**Task prompt**: Would it be possible to write out each entry below exactly, without the pictures?

Extracted data entries
━━━━

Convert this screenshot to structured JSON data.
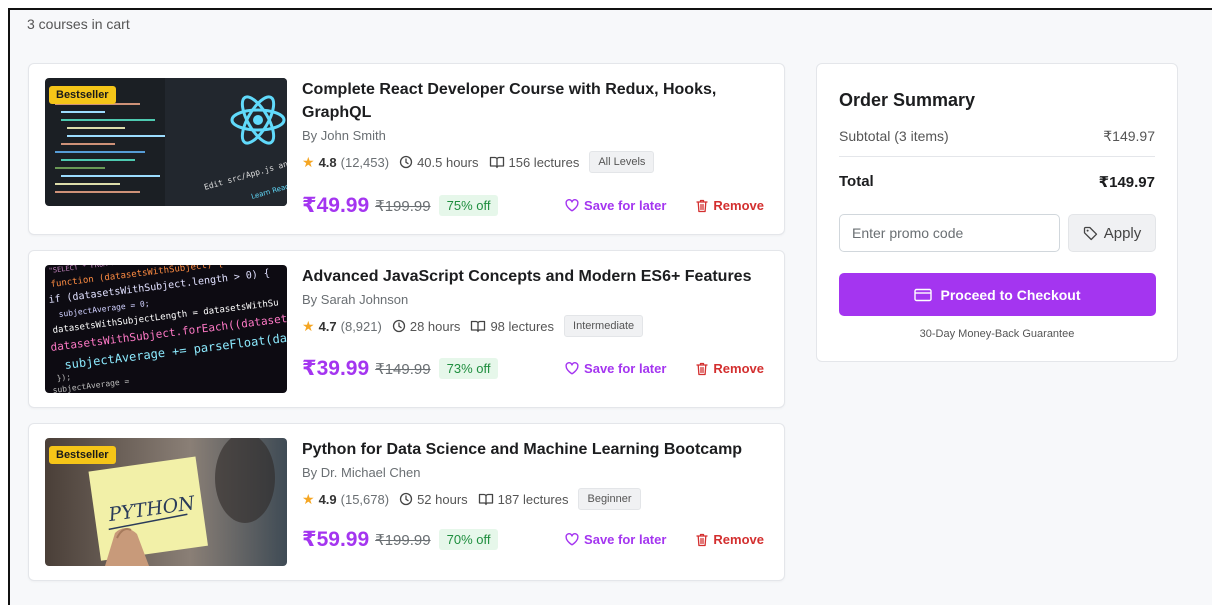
{
  "cart": {
    "count_text": "3 courses in cart"
  },
  "courses": [
    {
      "badge": "Bestseller",
      "title_line1": "Complete React Developer Course with Redux, Hooks,",
      "title_line2": "GraphQL",
      "author": "By John Smith",
      "rating": "4.8",
      "ratings_count": "(12,453)",
      "hours": "40.5 hours",
      "lectures": "156 lectures",
      "level": "All Levels",
      "price": "₹49.99",
      "original_price": "₹199.99",
      "discount": "75% off",
      "save_label": "Save for later",
      "remove_label": "Remove",
      "thumb_text": "Edit src/App.js and save to",
      "thumb_link": "Learn React"
    },
    {
      "badge": "",
      "title_line1": "Advanced JavaScript Concepts and Modern ES6+ Features",
      "title_line2": "",
      "author": "By Sarah Johnson",
      "rating": "4.7",
      "ratings_count": "(8,921)",
      "hours": "28 hours",
      "lectures": "98 lectures",
      "level": "Intermediate",
      "price": "₹39.99",
      "original_price": "₹149.99",
      "discount": "73% off",
      "save_label": "Save for later",
      "remove_label": "Remove",
      "code_lines": [
        "\"SELECT * FROM marks WHERE subject",
        "function (datasetsWithSubject) {",
        "if (datasetsWithSubject.length > 0) {",
        "subjectAverage = 0;",
        "datasetsWithSubjectLength = datasetsWithSu",
        "datasetsWithSubject.forEach((dataset) =>",
        "subjectAverage += parseFloat(dataset[",
        "});",
        "subjectAverage ="
      ]
    },
    {
      "badge": "Bestseller",
      "title_line1": "Python for Data Science and Machine Learning Bootcamp",
      "title_line2": "",
      "author": "By Dr. Michael Chen",
      "rating": "4.9",
      "ratings_count": "(15,678)",
      "hours": "52 hours",
      "lectures": "187 lectures",
      "level": "Beginner",
      "price": "₹59.99",
      "original_price": "₹199.99",
      "discount": "70% off",
      "save_label": "Save for later",
      "remove_label": "Remove",
      "note_text": "PYTHON"
    }
  ],
  "summary": {
    "title": "Order Summary",
    "subtotal_label": "Subtotal (3 items)",
    "subtotal_value": "₹149.97",
    "total_label": "Total",
    "total_value": "₹149.97",
    "promo_placeholder": "Enter promo code",
    "apply_label": "Apply",
    "checkout_label": "Proceed to Checkout",
    "guarantee": "30-Day Money-Back Guarantee"
  },
  "colors": {
    "accent": "#a435f0",
    "discount_bg": "#e6f7ea",
    "discount_text": "#1e8e3e",
    "remove": "#d32f2f",
    "badge": "#f5c518",
    "star": "#f5a623"
  },
  "icons": {
    "star": "star-icon",
    "clock": "clock-icon",
    "lectures": "book-open-icon",
    "save": "heart-icon",
    "remove": "trash-icon",
    "apply": "tag-icon",
    "checkout": "credit-card-icon"
  }
}
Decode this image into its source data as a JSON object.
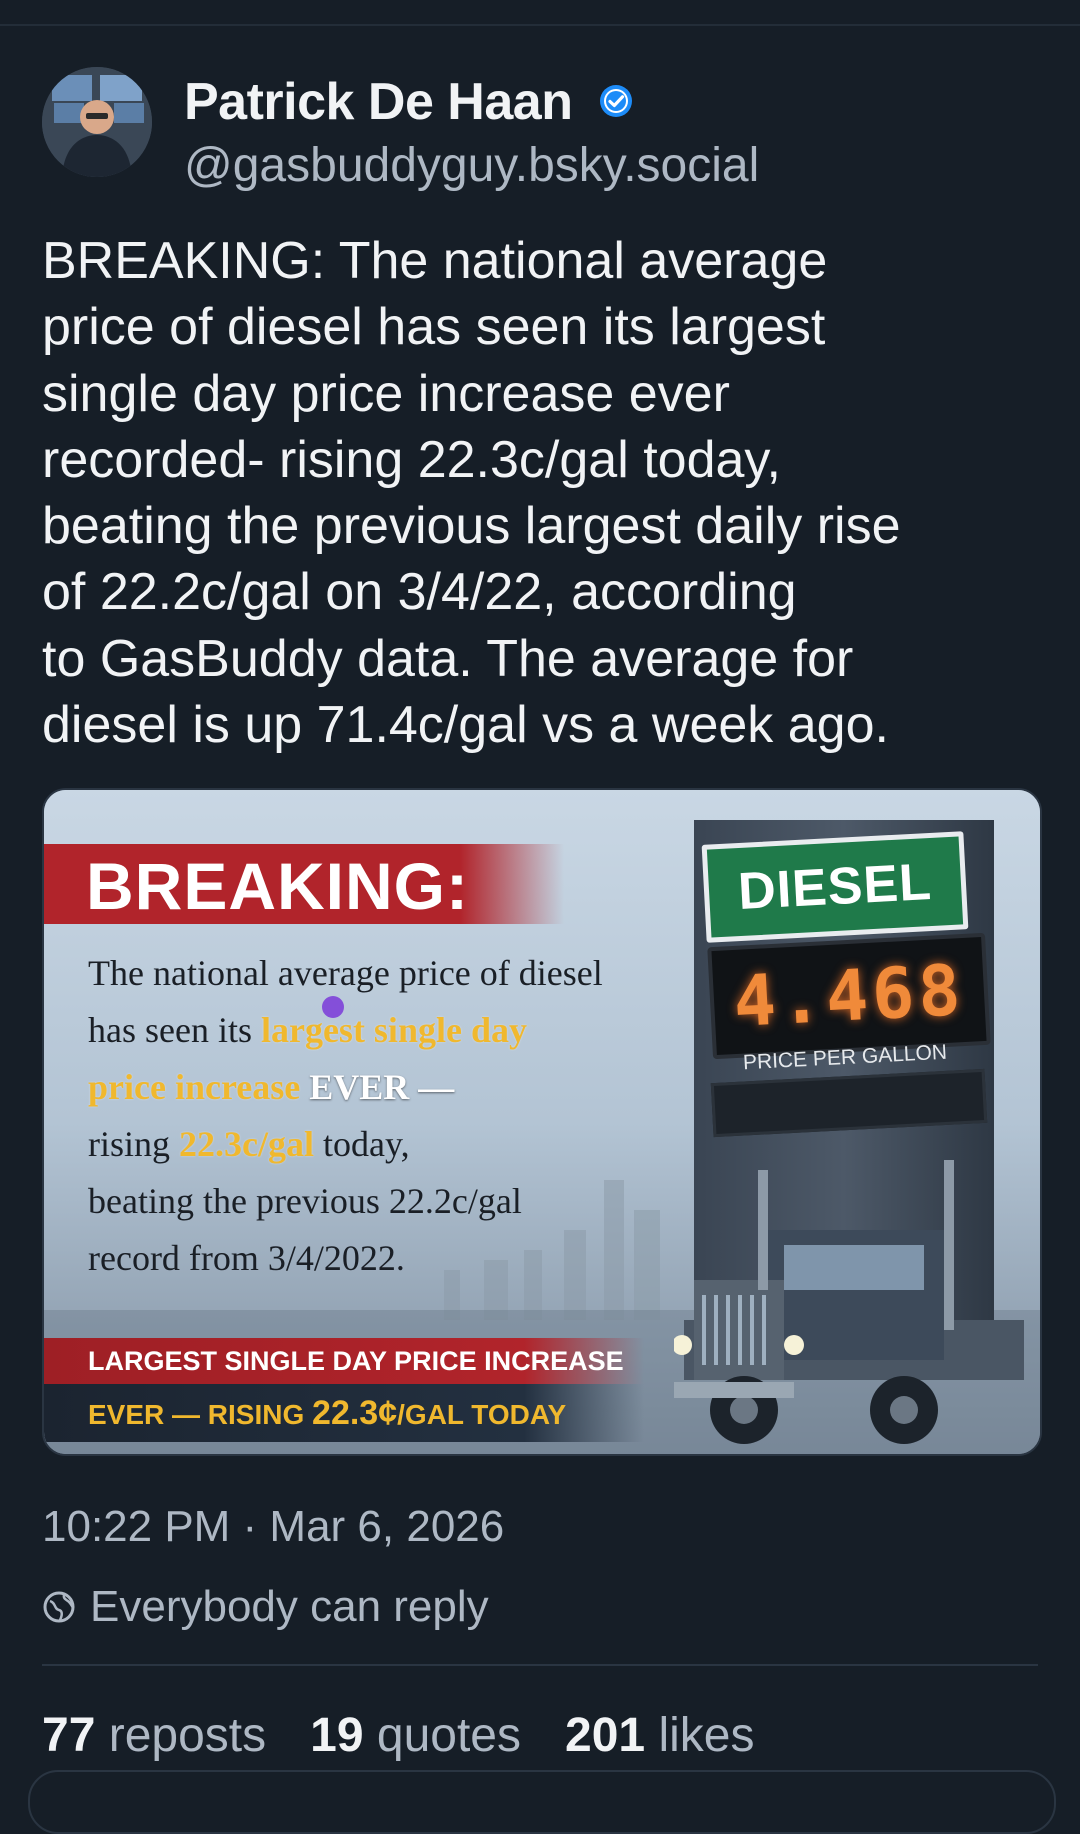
{
  "author": {
    "display_name": "Patrick De Haan",
    "handle": "@gasbuddyguy.bsky.social",
    "verified_icon": "verified-check-icon",
    "verified_color": "#1d8cf8"
  },
  "post": {
    "lines": [
      "BREAKING: The national average",
      "price of diesel has seen its largest",
      "single day price increase ever",
      "recorded- rising 22.3c/gal today,",
      "beating the previous largest daily rise",
      "of 22.2c/gal on 3/4/22, according",
      "to GasBuddy data. The average for",
      "diesel is up 71.4c/gal vs a week ago."
    ]
  },
  "image": {
    "title": "BREAKING:",
    "body": {
      "l1": "The national average price of diesel",
      "l2a": "has seen its ",
      "l2b": "largest single day",
      "l3a": "price increase",
      "l3b": " EVER —",
      "l4a": "rising ",
      "l4b": "22.3c/gal",
      "l4c": " today,",
      "l5": "beating the previous 22.2c/gal",
      "l6": "record from 3/4/2022."
    },
    "footer": {
      "line1": "LARGEST SINGLE DAY PRICE INCREASE",
      "line2a": "EVER — RISING ",
      "line2b": "22.3¢",
      "line2c": "/GAL TODAY"
    },
    "sign": {
      "label": "DIESEL",
      "price": "4.468",
      "caption": "PRICE PER GALLON"
    },
    "colors": {
      "banner_red": "#b1242b",
      "highlight_yellow": "#f0b82e",
      "sign_green": "#1f7a4a",
      "led_orange": "#f08a3a"
    }
  },
  "meta": {
    "timestamp": "10:22 PM · Mar 6, 2026",
    "reply_setting": "Everybody can reply",
    "reply_icon": "globe-icon"
  },
  "stats": [
    {
      "count": "77",
      "label": "reposts"
    },
    {
      "count": "19",
      "label": "quotes"
    },
    {
      "count": "201",
      "label": "likes"
    }
  ]
}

━━━━

**Result**:
Convert this screenshot to structured JSON data.
{
  "cart": {
    "count_text": "3 courses in cart"
  },
  "courses": [
    {
      "badge": "Bestseller",
      "title_line1": "Complete React Developer Course with Redux, Hooks,",
      "title_line2": "GraphQL",
      "author": "By John Smith",
      "rating": "4.8",
      "ratings_count": "(12,453)",
      "hours": "40.5 hours",
      "lectures": "156 lectures",
      "level": "All Levels",
      "price": "₹49.99",
      "original_price": "₹199.99",
      "discount": "75% off",
      "save_label": "Save for later",
      "remove_label": "Remove",
      "thumb_text": "Edit src/App.js and save to",
      "thumb_link": "Learn React"
    },
    {
      "badge": "",
      "title_line1": "Advanced JavaScript Concepts and Modern ES6+ Features",
      "title_line2": "",
      "author": "By Sarah Johnson",
      "rating": "4.7",
      "ratings_count": "(8,921)",
      "hours": "28 hours",
      "lectures": "98 lectures",
      "level": "Intermediate",
      "price": "₹39.99",
      "original_price": "₹149.99",
      "discount": "73% off",
      "save_label": "Save for later",
      "remove_label": "Remove",
      "code_lines": [
        "\"SELECT * FROM marks WHERE subject",
        "function (datasetsWithSubject) {",
        "if (datasetsWithSubject.length > 0) {",
        "subjectAverage = 0;",
        "datasetsWithSubjectLength = datasetsWithSu",
        "datasetsWithSubject.forEach((dataset) =>",
        "subjectAverage += parseFloat(dataset[",
        "});",
        "subjectAverage ="
      ]
    },
    {
      "badge": "Bestseller",
      "title_line1": "Python for Data Science and Machine Learning Bootcamp",
      "title_line2": "",
      "author": "By Dr. Michael Chen",
      "rating": "4.9",
      "ratings_count": "(15,678)",
      "hours": "52 hours",
      "lectures": "187 lectures",
      "level": "Beginner",
      "price": "₹59.99",
      "original_price": "₹199.99",
      "discount": "70% off",
      "save_label": "Save for later",
      "remove_label": "Remove",
      "note_text": "PYTHON"
    }
  ],
  "summary": {
    "title": "Order Summary",
    "subtotal_label": "Subtotal (3 items)",
    "subtotal_value": "₹149.97",
    "total_label": "Total",
    "total_value": "₹149.97",
    "promo_placeholder": "Enter promo code",
    "apply_label": "Apply",
    "checkout_label": "Proceed to Checkout",
    "guarantee": "30-Day Money-Back Guarantee"
  },
  "colors": {
    "accent": "#a435f0",
    "discount_bg": "#e6f7ea",
    "discount_text": "#1e8e3e",
    "remove": "#d32f2f",
    "badge": "#f5c518",
    "star": "#f5a623"
  },
  "icons": {
    "star": "star-icon",
    "clock": "clock-icon",
    "lectures": "book-open-icon",
    "save": "heart-icon",
    "remove": "trash-icon",
    "apply": "tag-icon",
    "checkout": "credit-card-icon"
  }
}
Decode this image into its source data as a JSON object.
{
  "author": {
    "display_name": "Patrick De Haan",
    "handle": "@gasbuddyguy.bsky.social",
    "verified_icon": "verified-check-icon",
    "verified_color": "#1d8cf8"
  },
  "post": {
    "lines": [
      "BREAKING: The national average",
      "price of diesel has seen its largest",
      "single day price increase ever",
      "recorded- rising 22.3c/gal today,",
      "beating the previous largest daily rise",
      "of 22.2c/gal on 3/4/22, according",
      "to GasBuddy data. The average for",
      "diesel is up 71.4c/gal vs a week ago."
    ]
  },
  "image": {
    "title": "BREAKING:",
    "body": {
      "l1": "The national average price of diesel",
      "l2a": "has seen its ",
      "l2b": "largest single day",
      "l3a": "price increase",
      "l3b": " EVER —",
      "l4a": "rising ",
      "l4b": "22.3c/gal",
      "l4c": " today,",
      "l5": "beating the previous 22.2c/gal",
      "l6": "record from 3/4/2022."
    },
    "footer": {
      "line1": "LARGEST SINGLE DAY PRICE INCREASE",
      "line2a": "EVER — RISING ",
      "line2b": "22.3¢",
      "line2c": "/GAL TODAY"
    },
    "sign": {
      "label": "DIESEL",
      "price": "4.468",
      "caption": "PRICE PER GALLON"
    },
    "colors": {
      "banner_red": "#b1242b",
      "highlight_yellow": "#f0b82e",
      "sign_green": "#1f7a4a",
      "led_orange": "#f08a3a"
    }
  },
  "meta": {
    "timestamp": "10:22 PM · Mar 6, 2026",
    "reply_setting": "Everybody can reply",
    "reply_icon": "globe-icon"
  },
  "stats": [
    {
      "count": "77",
      "label": "reposts"
    },
    {
      "count": "19",
      "label": "quotes"
    },
    {
      "count": "201",
      "label": "likes"
    }
  ]
}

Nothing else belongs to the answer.